**Task brief**
Every line of the material below should be repeated exactly.

⟨

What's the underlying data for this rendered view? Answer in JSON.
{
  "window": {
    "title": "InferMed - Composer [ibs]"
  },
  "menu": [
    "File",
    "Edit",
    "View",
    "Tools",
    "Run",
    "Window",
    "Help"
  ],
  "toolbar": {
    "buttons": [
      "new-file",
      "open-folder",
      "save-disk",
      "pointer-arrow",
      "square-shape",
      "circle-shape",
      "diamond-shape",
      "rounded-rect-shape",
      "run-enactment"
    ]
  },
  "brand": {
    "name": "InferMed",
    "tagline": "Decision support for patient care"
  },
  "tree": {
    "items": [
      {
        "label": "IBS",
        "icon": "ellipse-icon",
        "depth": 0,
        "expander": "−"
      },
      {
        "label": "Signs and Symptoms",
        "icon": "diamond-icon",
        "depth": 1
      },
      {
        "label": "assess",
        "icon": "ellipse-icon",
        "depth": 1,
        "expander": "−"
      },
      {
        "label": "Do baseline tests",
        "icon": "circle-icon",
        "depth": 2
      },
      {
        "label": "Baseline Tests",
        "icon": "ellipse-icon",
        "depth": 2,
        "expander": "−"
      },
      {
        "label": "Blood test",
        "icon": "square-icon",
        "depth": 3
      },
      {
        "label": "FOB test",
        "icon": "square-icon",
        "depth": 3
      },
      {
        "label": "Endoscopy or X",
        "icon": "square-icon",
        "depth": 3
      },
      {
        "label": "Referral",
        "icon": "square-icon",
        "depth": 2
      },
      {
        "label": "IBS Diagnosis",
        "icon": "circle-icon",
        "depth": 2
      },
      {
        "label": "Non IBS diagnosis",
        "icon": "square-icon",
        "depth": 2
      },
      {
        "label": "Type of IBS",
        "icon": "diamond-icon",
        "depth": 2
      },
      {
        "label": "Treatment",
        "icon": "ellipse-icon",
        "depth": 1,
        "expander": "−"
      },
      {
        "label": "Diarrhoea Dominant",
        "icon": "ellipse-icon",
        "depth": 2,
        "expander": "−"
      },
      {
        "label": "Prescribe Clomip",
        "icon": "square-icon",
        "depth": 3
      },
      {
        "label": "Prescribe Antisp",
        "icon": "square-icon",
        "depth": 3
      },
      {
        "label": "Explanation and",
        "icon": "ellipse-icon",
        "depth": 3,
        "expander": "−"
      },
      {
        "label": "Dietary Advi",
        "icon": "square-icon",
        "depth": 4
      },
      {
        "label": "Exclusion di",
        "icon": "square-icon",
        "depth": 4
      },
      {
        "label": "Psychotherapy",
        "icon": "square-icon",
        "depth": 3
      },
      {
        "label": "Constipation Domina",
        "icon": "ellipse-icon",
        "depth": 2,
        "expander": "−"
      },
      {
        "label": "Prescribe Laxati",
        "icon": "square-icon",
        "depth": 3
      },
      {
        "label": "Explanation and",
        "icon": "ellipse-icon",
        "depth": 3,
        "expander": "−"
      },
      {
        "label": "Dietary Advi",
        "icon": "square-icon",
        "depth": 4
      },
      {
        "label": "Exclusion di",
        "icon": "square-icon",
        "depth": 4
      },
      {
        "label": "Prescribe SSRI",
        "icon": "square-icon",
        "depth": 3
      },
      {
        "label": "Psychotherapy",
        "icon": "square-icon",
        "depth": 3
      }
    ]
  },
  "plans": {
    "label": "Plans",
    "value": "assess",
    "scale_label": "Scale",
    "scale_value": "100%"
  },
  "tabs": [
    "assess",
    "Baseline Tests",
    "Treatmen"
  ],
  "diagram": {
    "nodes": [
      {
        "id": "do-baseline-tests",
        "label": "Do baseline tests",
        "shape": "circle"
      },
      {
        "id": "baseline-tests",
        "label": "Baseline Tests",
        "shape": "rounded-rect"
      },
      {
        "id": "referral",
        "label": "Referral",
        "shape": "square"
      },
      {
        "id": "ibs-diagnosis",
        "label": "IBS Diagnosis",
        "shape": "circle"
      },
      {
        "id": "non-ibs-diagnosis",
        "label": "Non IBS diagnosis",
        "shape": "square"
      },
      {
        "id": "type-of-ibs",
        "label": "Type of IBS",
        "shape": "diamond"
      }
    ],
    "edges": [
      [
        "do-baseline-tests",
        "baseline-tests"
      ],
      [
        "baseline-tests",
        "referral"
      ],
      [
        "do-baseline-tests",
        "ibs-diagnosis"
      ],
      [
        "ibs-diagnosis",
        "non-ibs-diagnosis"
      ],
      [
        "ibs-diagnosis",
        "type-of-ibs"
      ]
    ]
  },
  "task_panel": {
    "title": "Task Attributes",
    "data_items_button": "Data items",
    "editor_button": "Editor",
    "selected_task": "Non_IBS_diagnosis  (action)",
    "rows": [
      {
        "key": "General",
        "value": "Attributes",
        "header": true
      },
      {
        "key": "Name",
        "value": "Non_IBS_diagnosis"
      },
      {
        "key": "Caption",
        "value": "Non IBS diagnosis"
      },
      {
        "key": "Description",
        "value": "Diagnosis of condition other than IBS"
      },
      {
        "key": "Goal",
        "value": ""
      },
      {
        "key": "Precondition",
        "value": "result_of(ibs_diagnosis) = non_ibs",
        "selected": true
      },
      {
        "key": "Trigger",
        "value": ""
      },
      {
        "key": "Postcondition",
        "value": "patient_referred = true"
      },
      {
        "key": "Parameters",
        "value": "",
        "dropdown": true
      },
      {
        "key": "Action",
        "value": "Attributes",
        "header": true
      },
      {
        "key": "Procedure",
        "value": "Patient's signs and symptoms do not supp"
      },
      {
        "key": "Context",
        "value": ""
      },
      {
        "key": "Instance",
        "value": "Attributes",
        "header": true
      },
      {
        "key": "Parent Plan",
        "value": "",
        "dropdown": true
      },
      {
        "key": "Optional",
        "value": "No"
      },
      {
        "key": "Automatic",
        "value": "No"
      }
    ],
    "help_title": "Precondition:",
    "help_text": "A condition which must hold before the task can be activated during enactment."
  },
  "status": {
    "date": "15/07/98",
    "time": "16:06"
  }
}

⟩

**Answer to this task**
What's the underlying data for this rendered view? Answer in JSON.
{
  "window": {
    "title": "InferMed - Composer [ibs]"
  },
  "menu": [
    "File",
    "Edit",
    "View",
    "Tools",
    "Run",
    "Window",
    "Help"
  ],
  "toolbar": {
    "buttons": [
      "new-file",
      "open-folder",
      "save-disk",
      "pointer-arrow",
      "square-shape",
      "circle-shape",
      "diamond-shape",
      "rounded-rect-shape",
      "run-enactment"
    ]
  },
  "brand": {
    "name": "InferMed",
    "tagline": "Decision support for patient care"
  },
  "tree": {
    "items": [
      {
        "label": "IBS",
        "icon": "ellipse-icon",
        "depth": 0,
        "expander": "−"
      },
      {
        "label": "Signs and Symptoms",
        "icon": "diamond-icon",
        "depth": 1
      },
      {
        "label": "assess",
        "icon": "ellipse-icon",
        "depth": 1,
        "expander": "−"
      },
      {
        "label": "Do baseline tests",
        "icon": "circle-icon",
        "depth": 2
      },
      {
        "label": "Baseline Tests",
        "icon": "ellipse-icon",
        "depth": 2,
        "expander": "−"
      },
      {
        "label": "Blood test",
        "icon": "square-icon",
        "depth": 3
      },
      {
        "label": "FOB test",
        "icon": "square-icon",
        "depth": 3
      },
      {
        "label": "Endoscopy or X",
        "icon": "square-icon",
        "depth": 3
      },
      {
        "label": "Referral",
        "icon": "square-icon",
        "depth": 2
      },
      {
        "label": "IBS Diagnosis",
        "icon": "circle-icon",
        "depth": 2
      },
      {
        "label": "Non IBS diagnosis",
        "icon": "square-icon",
        "depth": 2
      },
      {
        "label": "Type of IBS",
        "icon": "diamond-icon",
        "depth": 2
      },
      {
        "label": "Treatment",
        "icon": "ellipse-icon",
        "depth": 1,
        "expander": "−"
      },
      {
        "label": "Diarrhoea Dominant",
        "icon": "ellipse-icon",
        "depth": 2,
        "expander": "−"
      },
      {
        "label": "Prescribe Clomip",
        "icon": "square-icon",
        "depth": 3
      },
      {
        "label": "Prescribe Antisp",
        "icon": "square-icon",
        "depth": 3
      },
      {
        "label": "Explanation and",
        "icon": "ellipse-icon",
        "depth": 3,
        "expander": "−"
      },
      {
        "label": "Dietary Advi",
        "icon": "square-icon",
        "depth": 4
      },
      {
        "label": "Exclusion di",
        "icon": "square-icon",
        "depth": 4
      },
      {
        "label": "Psychotherapy",
        "icon": "square-icon",
        "depth": 3
      },
      {
        "label": "Constipation Domina",
        "icon": "ellipse-icon",
        "depth": 2,
        "expander": "−"
      },
      {
        "label": "Prescribe Laxati",
        "icon": "square-icon",
        "depth": 3
      },
      {
        "label": "Explanation and",
        "icon": "ellipse-icon",
        "depth": 3,
        "expander": "−"
      },
      {
        "label": "Dietary Advi",
        "icon": "square-icon",
        "depth": 4
      },
      {
        "label": "Exclusion di",
        "icon": "square-icon",
        "depth": 4
      },
      {
        "label": "Prescribe SSRI",
        "icon": "square-icon",
        "depth": 3
      },
      {
        "label": "Psychotherapy",
        "icon": "square-icon",
        "depth": 3
      }
    ]
  },
  "plans": {
    "label": "Plans",
    "value": "assess",
    "scale_label": "Scale",
    "scale_value": "100%"
  },
  "tabs": [
    "assess",
    "Baseline Tests",
    "Treatmen"
  ],
  "diagram": {
    "nodes": [
      {
        "id": "do-baseline-tests",
        "label": "Do baseline tests",
        "shape": "circle"
      },
      {
        "id": "baseline-tests",
        "label": "Baseline Tests",
        "shape": "rounded-rect"
      },
      {
        "id": "referral",
        "label": "Referral",
        "shape": "square"
      },
      {
        "id": "ibs-diagnosis",
        "label": "IBS Diagnosis",
        "shape": "circle"
      },
      {
        "id": "non-ibs-diagnosis",
        "label": "Non IBS diagnosis",
        "shape": "square"
      },
      {
        "id": "type-of-ibs",
        "label": "Type of IBS",
        "shape": "diamond"
      }
    ],
    "edges": [
      [
        "do-baseline-tests",
        "baseline-tests"
      ],
      [
        "baseline-tests",
        "referral"
      ],
      [
        "do-baseline-tests",
        "ibs-diagnosis"
      ],
      [
        "ibs-diagnosis",
        "non-ibs-diagnosis"
      ],
      [
        "ibs-diagnosis",
        "type-of-ibs"
      ]
    ]
  },
  "task_panel": {
    "title": "Task Attributes",
    "data_items_button": "Data items",
    "editor_button": "Editor",
    "selected_task": "Non_IBS_diagnosis  (action)",
    "rows": [
      {
        "key": "General",
        "value": "Attributes",
        "header": true
      },
      {
        "key": "Name",
        "value": "Non_IBS_diagnosis"
      },
      {
        "key": "Caption",
        "value": "Non IBS diagnosis"
      },
      {
        "key": "Description",
        "value": "Diagnosis of condition other than IBS"
      },
      {
        "key": "Goal",
        "value": ""
      },
      {
        "key": "Precondition",
        "value": "result_of(ibs_diagnosis) = non_ibs",
        "selected": true
      },
      {
        "key": "Trigger",
        "value": ""
      },
      {
        "key": "Postcondition",
        "value": "patient_referred = true"
      },
      {
        "key": "Parameters",
        "value": "",
        "dropdown": true
      },
      {
        "key": "Action",
        "value": "Attributes",
        "header": true
      },
      {
        "key": "Procedure",
        "value": "Patient's signs and symptoms do not supp"
      },
      {
        "key": "Context",
        "value": ""
      },
      {
        "key": "Instance",
        "value": "Attributes",
        "header": true
      },
      {
        "key": "Parent Plan",
        "value": "",
        "dropdown": true
      },
      {
        "key": "Optional",
        "value": "No"
      },
      {
        "key": "Automatic",
        "value": "No"
      }
    ],
    "help_title": "Precondition:",
    "help_text": "A condition which must hold before the task can be activated during enactment."
  },
  "status": {
    "date": "15/07/98",
    "time": "16:06"
  }
}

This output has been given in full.